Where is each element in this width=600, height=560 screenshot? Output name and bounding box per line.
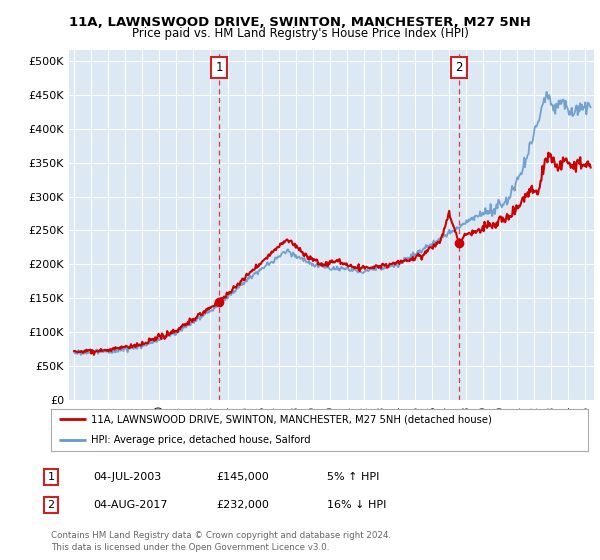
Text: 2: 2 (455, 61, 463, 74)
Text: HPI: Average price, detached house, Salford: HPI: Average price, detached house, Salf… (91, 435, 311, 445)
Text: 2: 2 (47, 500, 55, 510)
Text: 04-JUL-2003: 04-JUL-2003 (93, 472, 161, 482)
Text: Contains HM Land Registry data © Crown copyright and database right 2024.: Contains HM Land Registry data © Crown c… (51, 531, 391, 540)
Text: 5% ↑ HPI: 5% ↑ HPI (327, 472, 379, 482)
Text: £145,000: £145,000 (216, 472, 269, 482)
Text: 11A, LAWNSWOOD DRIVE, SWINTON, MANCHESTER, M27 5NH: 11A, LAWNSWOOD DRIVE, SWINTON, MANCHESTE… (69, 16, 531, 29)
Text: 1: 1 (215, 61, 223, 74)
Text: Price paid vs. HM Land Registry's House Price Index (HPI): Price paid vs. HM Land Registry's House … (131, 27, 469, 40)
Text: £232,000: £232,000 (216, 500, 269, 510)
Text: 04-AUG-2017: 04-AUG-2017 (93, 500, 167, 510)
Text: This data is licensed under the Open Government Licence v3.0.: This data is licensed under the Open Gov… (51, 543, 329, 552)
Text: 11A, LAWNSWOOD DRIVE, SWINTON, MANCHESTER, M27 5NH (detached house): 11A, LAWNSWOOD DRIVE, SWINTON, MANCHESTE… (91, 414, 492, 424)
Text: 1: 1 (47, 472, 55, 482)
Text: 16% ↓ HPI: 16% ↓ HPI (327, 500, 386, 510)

...

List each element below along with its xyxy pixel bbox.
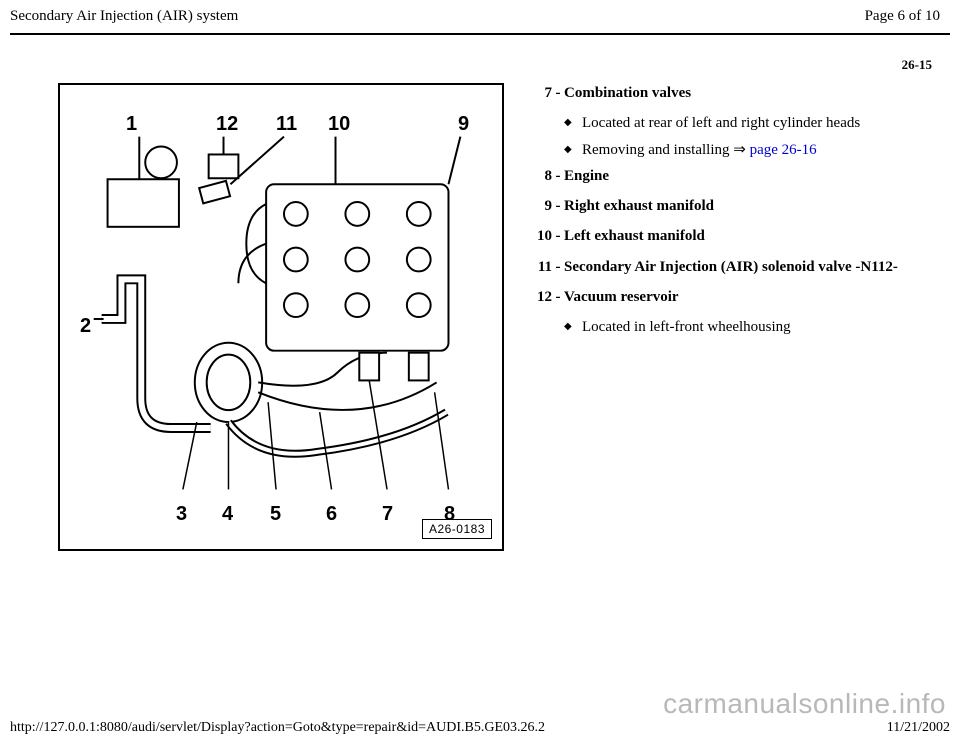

Problem to solve
Rewrite the rows between the line holding "Where is each" and the line holding "Text: 2: 2 (47, 500, 55, 510)", inclusive, with "Average price" replaced by "Mean price" and nothing else changed. Leave the pictures out of your answer.

Output below
Where is each element in this width=600, height=560 screenshot? Output name and bounding box per line.
Text: 2: 2 (455, 61, 463, 74)
Text: HPI: Mean price, detached house, Salford: HPI: Mean price, detached house, Salf… (91, 435, 311, 445)
Text: 2: 2 (47, 500, 55, 510)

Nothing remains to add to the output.